What you should do
Return the lines of the records from the one containing "For every button, label, input, icon, or" through the one containing "competition-item: 意大利帕格尼尼国际小提琴比赛 xyxy=(251,1755,1376,1822)", unchanged and with nothing else.

======== Provided data ========

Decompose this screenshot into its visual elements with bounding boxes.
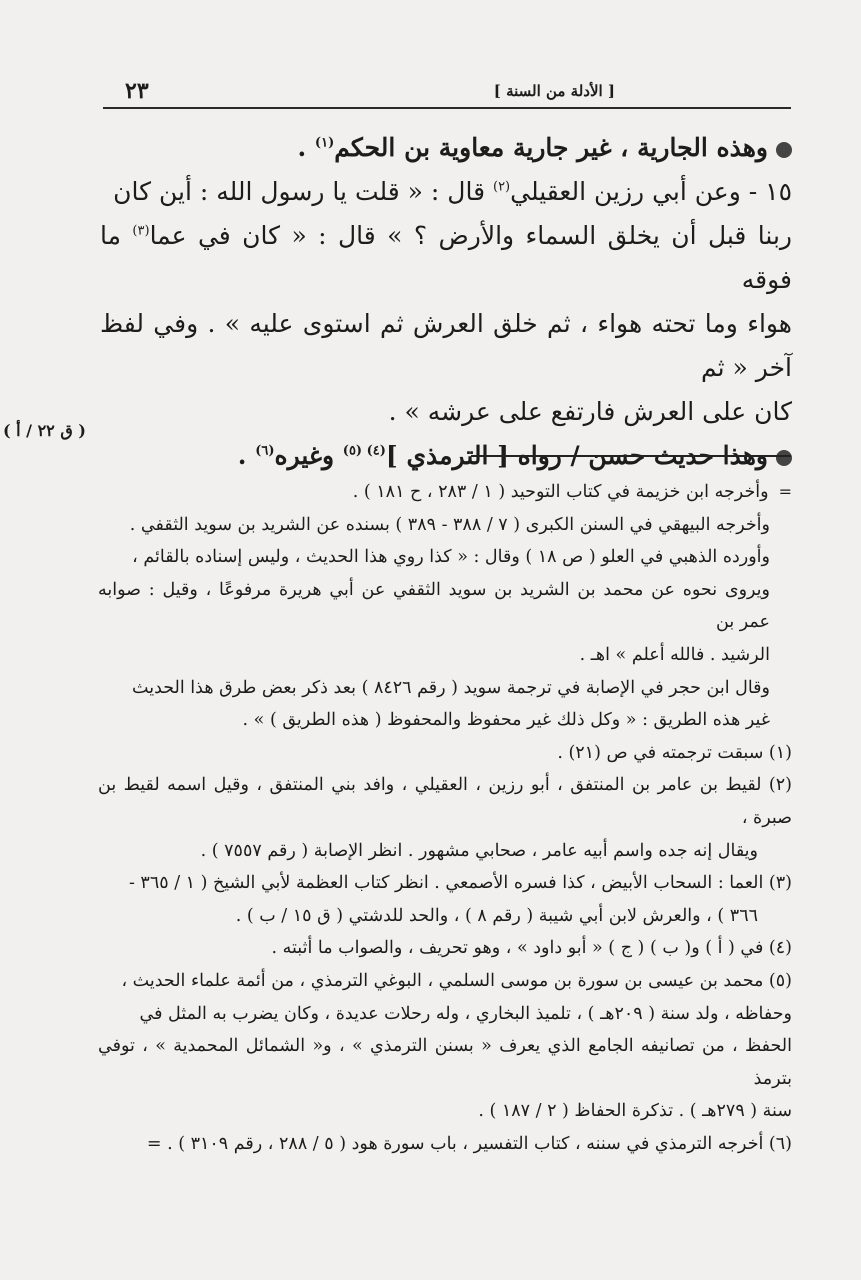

========
======== Provided data ========

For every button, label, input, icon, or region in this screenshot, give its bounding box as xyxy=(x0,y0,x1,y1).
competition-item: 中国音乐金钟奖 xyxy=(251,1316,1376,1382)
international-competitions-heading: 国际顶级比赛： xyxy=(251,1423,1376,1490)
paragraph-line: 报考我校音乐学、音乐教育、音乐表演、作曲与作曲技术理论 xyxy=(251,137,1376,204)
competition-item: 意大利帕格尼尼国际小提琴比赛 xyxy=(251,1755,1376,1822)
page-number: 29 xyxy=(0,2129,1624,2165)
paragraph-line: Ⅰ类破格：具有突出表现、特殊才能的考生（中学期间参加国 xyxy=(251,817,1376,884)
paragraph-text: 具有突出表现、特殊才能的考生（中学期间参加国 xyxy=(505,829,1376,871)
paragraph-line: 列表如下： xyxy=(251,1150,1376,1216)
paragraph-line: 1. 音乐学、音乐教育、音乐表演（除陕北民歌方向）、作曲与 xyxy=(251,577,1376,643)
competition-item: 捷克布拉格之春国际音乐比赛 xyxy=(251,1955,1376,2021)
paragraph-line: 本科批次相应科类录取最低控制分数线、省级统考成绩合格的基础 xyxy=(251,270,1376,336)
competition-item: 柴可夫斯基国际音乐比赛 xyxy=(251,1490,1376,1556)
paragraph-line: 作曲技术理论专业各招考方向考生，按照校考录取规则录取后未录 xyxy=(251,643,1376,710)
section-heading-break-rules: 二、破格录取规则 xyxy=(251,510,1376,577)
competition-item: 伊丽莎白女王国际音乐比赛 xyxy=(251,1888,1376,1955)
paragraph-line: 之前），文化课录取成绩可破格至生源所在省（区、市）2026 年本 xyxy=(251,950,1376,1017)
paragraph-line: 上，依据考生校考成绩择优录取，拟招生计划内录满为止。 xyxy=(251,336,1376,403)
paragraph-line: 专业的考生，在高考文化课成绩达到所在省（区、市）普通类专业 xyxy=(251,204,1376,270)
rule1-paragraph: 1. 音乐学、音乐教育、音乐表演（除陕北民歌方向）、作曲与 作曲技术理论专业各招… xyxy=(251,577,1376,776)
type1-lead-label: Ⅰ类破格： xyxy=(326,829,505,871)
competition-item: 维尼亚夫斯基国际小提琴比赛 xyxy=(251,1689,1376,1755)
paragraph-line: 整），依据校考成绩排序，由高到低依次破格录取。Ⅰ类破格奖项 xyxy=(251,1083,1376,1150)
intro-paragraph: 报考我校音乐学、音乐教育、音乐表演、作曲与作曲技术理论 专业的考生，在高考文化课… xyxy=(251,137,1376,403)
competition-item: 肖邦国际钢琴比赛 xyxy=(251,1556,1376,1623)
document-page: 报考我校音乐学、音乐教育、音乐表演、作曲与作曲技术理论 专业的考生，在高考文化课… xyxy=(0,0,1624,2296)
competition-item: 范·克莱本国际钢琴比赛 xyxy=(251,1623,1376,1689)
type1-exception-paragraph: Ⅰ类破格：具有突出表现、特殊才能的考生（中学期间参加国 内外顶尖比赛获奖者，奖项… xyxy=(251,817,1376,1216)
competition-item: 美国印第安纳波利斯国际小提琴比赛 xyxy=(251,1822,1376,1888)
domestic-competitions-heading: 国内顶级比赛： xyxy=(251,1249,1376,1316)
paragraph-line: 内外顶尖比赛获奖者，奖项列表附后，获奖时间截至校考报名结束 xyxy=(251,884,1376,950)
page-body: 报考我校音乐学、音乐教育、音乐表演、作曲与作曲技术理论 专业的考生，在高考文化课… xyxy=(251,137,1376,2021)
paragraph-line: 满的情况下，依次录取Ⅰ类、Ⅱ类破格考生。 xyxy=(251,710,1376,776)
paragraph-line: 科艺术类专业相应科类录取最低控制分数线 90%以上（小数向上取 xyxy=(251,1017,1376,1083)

========

Final result
For every button, label, input, icon, or region in this screenshot, give its bounding box as xyxy=(x0,y0,x1,y1).
competition-item: 中国音乐金钟奖 xyxy=(251,1316,1376,1382)
international-competitions-heading: 国际顶级比赛： xyxy=(251,1423,1376,1490)
paragraph-line: 报考我校音乐学、音乐教育、音乐表演、作曲与作曲技术理论 xyxy=(251,137,1376,204)
competition-item: 意大利帕格尼尼国际小提琴比赛 xyxy=(251,1755,1376,1822)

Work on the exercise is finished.